= Data entries for graphics =
* start *

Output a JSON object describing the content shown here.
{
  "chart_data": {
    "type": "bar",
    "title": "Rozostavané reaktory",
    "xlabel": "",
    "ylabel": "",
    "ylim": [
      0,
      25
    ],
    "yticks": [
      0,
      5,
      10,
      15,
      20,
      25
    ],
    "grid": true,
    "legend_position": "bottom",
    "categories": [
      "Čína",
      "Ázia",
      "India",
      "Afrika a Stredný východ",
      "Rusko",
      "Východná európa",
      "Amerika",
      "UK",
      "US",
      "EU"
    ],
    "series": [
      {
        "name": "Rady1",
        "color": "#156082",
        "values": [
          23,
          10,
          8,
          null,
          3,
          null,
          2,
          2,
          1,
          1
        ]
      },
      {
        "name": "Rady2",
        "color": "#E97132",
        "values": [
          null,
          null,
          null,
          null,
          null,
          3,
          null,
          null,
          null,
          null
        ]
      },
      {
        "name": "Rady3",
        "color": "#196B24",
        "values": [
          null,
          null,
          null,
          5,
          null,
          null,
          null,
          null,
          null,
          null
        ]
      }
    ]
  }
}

* end *

Write the material out again in its entirety, exactly as shown.

= Response below =
Output a JSON object describing the content shown here.
{
  "chart_data": {
    "type": "bar",
    "title": "Rozostavané reaktory",
    "xlabel": "",
    "ylabel": "",
    "ylim": [
      0,
      25
    ],
    "yticks": [
      0,
      5,
      10,
      15,
      20,
      25
    ],
    "grid": true,
    "legend_position": "bottom",
    "categories": [
      "Čína",
      "Ázia",
      "India",
      "Afrika a Stredný východ",
      "Rusko",
      "Východná európa",
      "Amerika",
      "UK",
      "US",
      "EU"
    ],
    "series": [
      {
        "name": "Rady1",
        "color": "#156082",
        "values": [
          23,
          10,
          8,
          null,
          3,
          null,
          2,
          2,
          1,
          1
        ]
      },
      {
        "name": "Rady2",
        "color": "#E97132",
        "values": [
          null,
          null,
          null,
          null,
          null,
          3,
          null,
          null,
          null,
          null
        ]
      },
      {
        "name": "Rady3",
        "color": "#196B24",
        "values": [
          null,
          null,
          null,
          5,
          null,
          null,
          null,
          null,
          null,
          null
        ]
      }
    ]
  }
}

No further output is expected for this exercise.